### [SHORT PROBLEM]
Quote all of the entries word for word.

### [ENTRIES SHOWN]
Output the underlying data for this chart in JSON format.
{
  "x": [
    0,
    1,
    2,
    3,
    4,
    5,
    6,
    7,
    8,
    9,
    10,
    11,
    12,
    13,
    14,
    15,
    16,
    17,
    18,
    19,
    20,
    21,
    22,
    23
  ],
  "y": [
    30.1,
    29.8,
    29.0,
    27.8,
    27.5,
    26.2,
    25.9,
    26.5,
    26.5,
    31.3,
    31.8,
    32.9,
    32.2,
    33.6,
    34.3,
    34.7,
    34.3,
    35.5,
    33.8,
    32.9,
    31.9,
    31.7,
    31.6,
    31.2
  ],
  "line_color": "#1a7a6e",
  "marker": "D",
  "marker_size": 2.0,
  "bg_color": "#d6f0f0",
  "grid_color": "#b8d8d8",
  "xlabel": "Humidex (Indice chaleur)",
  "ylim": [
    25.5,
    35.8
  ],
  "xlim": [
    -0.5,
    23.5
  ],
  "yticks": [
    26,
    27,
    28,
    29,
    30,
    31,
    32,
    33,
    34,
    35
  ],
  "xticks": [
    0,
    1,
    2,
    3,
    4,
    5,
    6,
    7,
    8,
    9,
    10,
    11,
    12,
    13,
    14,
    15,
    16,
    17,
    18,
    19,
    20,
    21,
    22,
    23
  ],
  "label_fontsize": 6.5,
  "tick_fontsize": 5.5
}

### [ANSWER TO THIS PROBLEM]
Output the underlying data for this chart in JSON format.
{
  "x": [
    0,
    1,
    2,
    3,
    4,
    5,
    6,
    7,
    8,
    9,
    10,
    11,
    12,
    13,
    14,
    15,
    16,
    17,
    18,
    19,
    20,
    21,
    22,
    23
  ],
  "y": [
    30.1,
    29.8,
    29.0,
    27.8,
    27.5,
    26.2,
    25.9,
    26.5,
    26.5,
    31.3,
    31.8,
    32.9,
    32.2,
    33.6,
    34.3,
    34.7,
    34.3,
    35.5,
    33.8,
    32.9,
    31.9,
    31.7,
    31.6,
    31.2
  ],
  "line_color": "#1a7a6e",
  "marker": "D",
  "marker_size": 2.0,
  "bg_color": "#d6f0f0",
  "grid_color": "#b8d8d8",
  "xlabel": "Humidex (Indice chaleur)",
  "ylim": [
    25.5,
    35.8
  ],
  "xlim": [
    -0.5,
    23.5
  ],
  "yticks": [
    26,
    27,
    28,
    29,
    30,
    31,
    32,
    33,
    34,
    35
  ],
  "xticks": [
    0,
    1,
    2,
    3,
    4,
    5,
    6,
    7,
    8,
    9,
    10,
    11,
    12,
    13,
    14,
    15,
    16,
    17,
    18,
    19,
    20,
    21,
    22,
    23
  ],
  "label_fontsize": 6.5,
  "tick_fontsize": 5.5
}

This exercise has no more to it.